== Prompt ==
Please retype every line of the items below without any change, keeping each character, space and coordinate as it stands.

== Data rows ==
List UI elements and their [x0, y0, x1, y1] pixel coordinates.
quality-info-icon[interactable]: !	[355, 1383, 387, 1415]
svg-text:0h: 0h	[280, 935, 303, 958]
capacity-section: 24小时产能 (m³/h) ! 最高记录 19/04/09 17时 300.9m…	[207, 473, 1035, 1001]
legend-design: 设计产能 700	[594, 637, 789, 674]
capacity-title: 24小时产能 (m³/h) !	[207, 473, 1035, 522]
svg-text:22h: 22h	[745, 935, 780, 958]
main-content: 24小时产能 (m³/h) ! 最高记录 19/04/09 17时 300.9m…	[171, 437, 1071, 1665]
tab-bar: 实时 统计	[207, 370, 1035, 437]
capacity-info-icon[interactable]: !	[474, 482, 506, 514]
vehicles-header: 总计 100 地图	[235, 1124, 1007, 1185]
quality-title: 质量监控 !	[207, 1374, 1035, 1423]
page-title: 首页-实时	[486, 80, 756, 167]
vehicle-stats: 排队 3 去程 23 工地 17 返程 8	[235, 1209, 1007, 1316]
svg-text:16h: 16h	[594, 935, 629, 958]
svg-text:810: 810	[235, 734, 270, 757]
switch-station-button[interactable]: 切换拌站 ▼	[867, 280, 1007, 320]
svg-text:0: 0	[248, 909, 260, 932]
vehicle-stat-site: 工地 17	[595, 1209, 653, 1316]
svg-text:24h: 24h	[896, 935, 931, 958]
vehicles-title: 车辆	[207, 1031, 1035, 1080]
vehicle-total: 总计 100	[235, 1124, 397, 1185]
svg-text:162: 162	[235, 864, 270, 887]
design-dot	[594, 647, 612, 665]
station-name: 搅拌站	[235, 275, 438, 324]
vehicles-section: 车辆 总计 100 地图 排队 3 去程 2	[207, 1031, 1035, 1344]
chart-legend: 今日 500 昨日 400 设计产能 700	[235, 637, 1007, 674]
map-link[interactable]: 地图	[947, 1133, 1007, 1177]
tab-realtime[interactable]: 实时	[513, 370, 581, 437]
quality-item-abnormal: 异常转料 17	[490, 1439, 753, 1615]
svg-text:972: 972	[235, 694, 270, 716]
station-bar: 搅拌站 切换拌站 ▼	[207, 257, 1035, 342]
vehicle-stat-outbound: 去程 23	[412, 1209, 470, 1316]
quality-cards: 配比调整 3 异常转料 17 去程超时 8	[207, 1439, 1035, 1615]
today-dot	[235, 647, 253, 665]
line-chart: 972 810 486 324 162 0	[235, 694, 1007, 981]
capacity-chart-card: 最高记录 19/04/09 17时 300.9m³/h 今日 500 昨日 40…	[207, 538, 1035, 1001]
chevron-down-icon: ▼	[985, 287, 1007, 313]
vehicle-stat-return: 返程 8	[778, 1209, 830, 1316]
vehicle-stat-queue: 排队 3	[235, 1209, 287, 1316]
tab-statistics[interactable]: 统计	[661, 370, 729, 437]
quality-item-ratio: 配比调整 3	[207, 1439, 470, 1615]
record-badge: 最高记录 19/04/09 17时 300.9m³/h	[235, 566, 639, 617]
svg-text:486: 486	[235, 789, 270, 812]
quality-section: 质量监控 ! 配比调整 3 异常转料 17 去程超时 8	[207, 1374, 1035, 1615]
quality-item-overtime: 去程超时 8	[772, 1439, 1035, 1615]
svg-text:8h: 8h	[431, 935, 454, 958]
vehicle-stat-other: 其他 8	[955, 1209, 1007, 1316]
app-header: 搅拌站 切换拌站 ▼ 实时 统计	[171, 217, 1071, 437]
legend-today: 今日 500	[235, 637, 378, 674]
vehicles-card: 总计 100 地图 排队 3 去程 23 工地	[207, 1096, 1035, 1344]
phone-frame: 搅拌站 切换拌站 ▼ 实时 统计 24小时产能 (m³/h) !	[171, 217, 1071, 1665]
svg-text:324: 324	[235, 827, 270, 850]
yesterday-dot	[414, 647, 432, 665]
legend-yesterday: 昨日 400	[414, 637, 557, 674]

== Response for this exercise ==
List UI elements and their [x0, y0, x1, y1] pixel coordinates.
quality-info-icon[interactable]: !	[355, 1383, 387, 1415]
svg-text:0h: 0h	[280, 935, 303, 958]
capacity-section: 24小时产能 (m³/h) ! 最高记录 19/04/09 17时 300.9m…	[207, 473, 1035, 1001]
legend-design: 设计产能 700	[594, 637, 789, 674]
capacity-title: 24小时产能 (m³/h) !	[207, 473, 1035, 522]
svg-text:22h: 22h	[745, 935, 780, 958]
main-content: 24小时产能 (m³/h) ! 最高记录 19/04/09 17时 300.9m…	[171, 437, 1071, 1665]
tab-bar: 实时 统计	[207, 370, 1035, 437]
capacity-info-icon[interactable]: !	[474, 482, 506, 514]
vehicles-header: 总计 100 地图	[235, 1124, 1007, 1185]
quality-title: 质量监控 !	[207, 1374, 1035, 1423]
page-title: 首页-实时	[486, 80, 756, 167]
vehicle-stats: 排队 3 去程 23 工地 17 返程 8	[235, 1209, 1007, 1316]
svg-text:16h: 16h	[594, 935, 629, 958]
svg-text:810: 810	[235, 734, 270, 757]
switch-station-button[interactable]: 切换拌站 ▼	[867, 280, 1007, 320]
svg-text:0: 0	[248, 909, 260, 932]
vehicle-stat-site: 工地 17	[595, 1209, 653, 1316]
svg-text:24h: 24h	[896, 935, 931, 958]
vehicles-title: 车辆	[207, 1031, 1035, 1080]
vehicle-total: 总计 100	[235, 1124, 397, 1185]
svg-text:162: 162	[235, 864, 270, 887]
design-dot	[594, 647, 612, 665]
station-name: 搅拌站	[235, 275, 438, 324]
vehicles-section: 车辆 总计 100 地图 排队 3 去程 2	[207, 1031, 1035, 1344]
chart-legend: 今日 500 昨日 400 设计产能 700	[235, 637, 1007, 674]
map-link[interactable]: 地图	[947, 1133, 1007, 1177]
tab-realtime[interactable]: 实时	[513, 370, 581, 437]
quality-item-abnormal: 异常转料 17	[490, 1439, 753, 1615]
svg-text:972: 972	[235, 694, 270, 716]
station-bar: 搅拌站 切换拌站 ▼	[207, 257, 1035, 342]
vehicle-stat-outbound: 去程 23	[412, 1209, 470, 1316]
quality-cards: 配比调整 3 异常转料 17 去程超时 8	[207, 1439, 1035, 1615]
today-dot	[235, 647, 253, 665]
line-chart: 972 810 486 324 162 0	[235, 694, 1007, 981]
capacity-chart-card: 最高记录 19/04/09 17时 300.9m³/h 今日 500 昨日 40…	[207, 538, 1035, 1001]
chevron-down-icon: ▼	[985, 287, 1007, 313]
vehicle-stat-return: 返程 8	[778, 1209, 830, 1316]
vehicle-stat-queue: 排队 3	[235, 1209, 287, 1316]
tab-statistics[interactable]: 统计	[661, 370, 729, 437]
quality-item-ratio: 配比调整 3	[207, 1439, 470, 1615]
record-badge: 最高记录 19/04/09 17时 300.9m³/h	[235, 566, 639, 617]
svg-text:486: 486	[235, 789, 270, 812]
quality-section: 质量监控 ! 配比调整 3 异常转料 17 去程超时 8	[207, 1374, 1035, 1615]
quality-item-overtime: 去程超时 8	[772, 1439, 1035, 1615]
svg-text:8h: 8h	[431, 935, 454, 958]
vehicle-stat-other: 其他 8	[955, 1209, 1007, 1316]
app-header: 搅拌站 切换拌站 ▼ 实时 统计	[171, 217, 1071, 437]
legend-today: 今日 500	[235, 637, 378, 674]
vehicles-card: 总计 100 地图 排队 3 去程 23 工地	[207, 1096, 1035, 1344]
phone-frame: 搅拌站 切换拌站 ▼ 实时 统计 24小时产能 (m³/h) !	[171, 217, 1071, 1665]
svg-text:324: 324	[235, 827, 270, 850]
yesterday-dot	[414, 647, 432, 665]
legend-yesterday: 昨日 400	[414, 637, 557, 674]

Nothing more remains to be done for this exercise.